(Data records)
+++
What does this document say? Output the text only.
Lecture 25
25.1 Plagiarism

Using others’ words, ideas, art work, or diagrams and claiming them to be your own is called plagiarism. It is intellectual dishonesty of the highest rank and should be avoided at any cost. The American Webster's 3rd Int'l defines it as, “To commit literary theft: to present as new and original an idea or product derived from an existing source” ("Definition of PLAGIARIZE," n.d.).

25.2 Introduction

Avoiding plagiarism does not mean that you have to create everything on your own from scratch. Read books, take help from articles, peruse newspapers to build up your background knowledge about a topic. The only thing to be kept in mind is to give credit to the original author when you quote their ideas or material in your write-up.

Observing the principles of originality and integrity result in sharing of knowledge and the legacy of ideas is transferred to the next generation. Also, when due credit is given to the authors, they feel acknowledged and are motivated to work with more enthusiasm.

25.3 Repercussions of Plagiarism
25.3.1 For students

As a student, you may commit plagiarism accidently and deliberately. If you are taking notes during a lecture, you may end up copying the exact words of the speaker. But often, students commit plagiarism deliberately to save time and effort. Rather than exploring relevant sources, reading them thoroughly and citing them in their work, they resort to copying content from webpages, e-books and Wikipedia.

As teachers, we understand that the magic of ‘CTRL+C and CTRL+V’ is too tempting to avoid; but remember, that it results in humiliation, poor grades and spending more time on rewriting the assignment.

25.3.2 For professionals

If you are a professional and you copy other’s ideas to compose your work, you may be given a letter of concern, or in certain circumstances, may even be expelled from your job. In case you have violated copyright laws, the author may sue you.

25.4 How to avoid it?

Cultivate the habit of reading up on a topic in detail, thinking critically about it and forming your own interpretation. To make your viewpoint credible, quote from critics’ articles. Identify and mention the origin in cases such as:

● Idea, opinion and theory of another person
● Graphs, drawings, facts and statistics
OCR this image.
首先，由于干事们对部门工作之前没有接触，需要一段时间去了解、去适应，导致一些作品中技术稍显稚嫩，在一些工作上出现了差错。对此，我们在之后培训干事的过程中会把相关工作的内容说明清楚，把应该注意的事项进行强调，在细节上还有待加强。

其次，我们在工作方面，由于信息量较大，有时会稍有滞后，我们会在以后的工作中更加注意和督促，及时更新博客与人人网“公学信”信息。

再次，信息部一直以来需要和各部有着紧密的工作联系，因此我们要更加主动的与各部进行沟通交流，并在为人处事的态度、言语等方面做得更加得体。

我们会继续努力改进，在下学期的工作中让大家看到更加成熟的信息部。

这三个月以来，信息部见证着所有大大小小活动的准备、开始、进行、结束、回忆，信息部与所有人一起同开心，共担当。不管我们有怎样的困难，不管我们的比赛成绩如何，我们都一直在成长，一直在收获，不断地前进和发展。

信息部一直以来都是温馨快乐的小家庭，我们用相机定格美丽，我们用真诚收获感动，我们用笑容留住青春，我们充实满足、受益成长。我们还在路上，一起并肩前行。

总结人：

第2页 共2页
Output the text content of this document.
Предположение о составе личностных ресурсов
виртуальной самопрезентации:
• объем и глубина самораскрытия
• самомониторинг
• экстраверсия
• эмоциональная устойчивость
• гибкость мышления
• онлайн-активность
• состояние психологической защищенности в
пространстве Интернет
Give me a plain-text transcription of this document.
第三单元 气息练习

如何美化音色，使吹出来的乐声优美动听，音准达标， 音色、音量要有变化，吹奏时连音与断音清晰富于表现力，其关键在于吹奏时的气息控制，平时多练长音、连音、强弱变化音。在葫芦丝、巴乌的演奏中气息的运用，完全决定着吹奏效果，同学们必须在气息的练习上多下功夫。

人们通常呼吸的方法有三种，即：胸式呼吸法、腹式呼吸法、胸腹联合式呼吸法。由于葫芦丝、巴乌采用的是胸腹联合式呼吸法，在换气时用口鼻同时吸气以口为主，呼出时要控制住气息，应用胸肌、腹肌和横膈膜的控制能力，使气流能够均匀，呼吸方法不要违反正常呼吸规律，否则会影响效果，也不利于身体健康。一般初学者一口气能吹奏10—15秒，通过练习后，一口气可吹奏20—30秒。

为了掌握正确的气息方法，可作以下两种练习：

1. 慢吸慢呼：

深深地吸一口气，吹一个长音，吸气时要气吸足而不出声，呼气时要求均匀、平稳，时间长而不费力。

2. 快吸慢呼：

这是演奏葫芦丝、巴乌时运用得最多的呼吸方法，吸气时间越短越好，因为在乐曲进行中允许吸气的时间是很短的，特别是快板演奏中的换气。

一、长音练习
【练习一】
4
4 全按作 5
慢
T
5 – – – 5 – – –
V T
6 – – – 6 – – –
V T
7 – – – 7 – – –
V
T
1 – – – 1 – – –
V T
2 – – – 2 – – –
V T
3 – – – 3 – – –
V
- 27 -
+++
The exercise:
Identify and extract each line of the listing that contains "time".

Task solution:
As a student, you may commit plagiarism accidently and deliberately. If you are taking notes during a lecture, you may end up copying the exact words of the speaker. But often, students commit plagiarism deliberately to save time and effort. Rather than exploring relevant sources, reading them thoroughly and citing them in their work, they resort to copying content from webpages, e-books and Wikipedia.
As teachers, we understand that the magic of ‘CTRL+C and CTRL+V’ is too tempting to avoid; but remember, that it results in humiliation, poor grades and spending more time on rewriting the assignment.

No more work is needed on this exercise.